──────── Dataset extract

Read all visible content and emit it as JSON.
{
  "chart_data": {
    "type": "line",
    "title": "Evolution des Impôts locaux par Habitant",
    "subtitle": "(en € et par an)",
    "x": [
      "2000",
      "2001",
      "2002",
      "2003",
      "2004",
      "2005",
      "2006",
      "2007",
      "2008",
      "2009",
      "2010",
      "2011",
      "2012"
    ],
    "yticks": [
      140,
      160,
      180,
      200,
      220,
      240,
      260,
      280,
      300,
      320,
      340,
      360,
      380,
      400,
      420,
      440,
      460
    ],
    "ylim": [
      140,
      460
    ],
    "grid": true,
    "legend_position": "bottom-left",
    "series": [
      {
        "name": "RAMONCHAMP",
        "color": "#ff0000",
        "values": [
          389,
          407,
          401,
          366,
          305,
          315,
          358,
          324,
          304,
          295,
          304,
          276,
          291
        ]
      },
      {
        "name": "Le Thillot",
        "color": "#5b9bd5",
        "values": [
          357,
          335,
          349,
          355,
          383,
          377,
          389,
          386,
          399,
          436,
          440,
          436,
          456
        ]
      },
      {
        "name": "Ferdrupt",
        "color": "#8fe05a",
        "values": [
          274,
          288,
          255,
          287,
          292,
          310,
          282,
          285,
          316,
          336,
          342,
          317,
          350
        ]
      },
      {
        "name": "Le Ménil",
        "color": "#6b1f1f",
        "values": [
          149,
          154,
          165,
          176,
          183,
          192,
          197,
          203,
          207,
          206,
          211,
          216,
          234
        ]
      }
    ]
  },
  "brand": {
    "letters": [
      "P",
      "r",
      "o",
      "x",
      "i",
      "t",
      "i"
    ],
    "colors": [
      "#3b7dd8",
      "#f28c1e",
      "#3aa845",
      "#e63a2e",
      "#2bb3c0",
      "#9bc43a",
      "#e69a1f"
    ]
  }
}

────────────────

== Directions for this task ==
Above are several records. Count the lines among them that contain "name" and give only the total.

== Completed task ==
4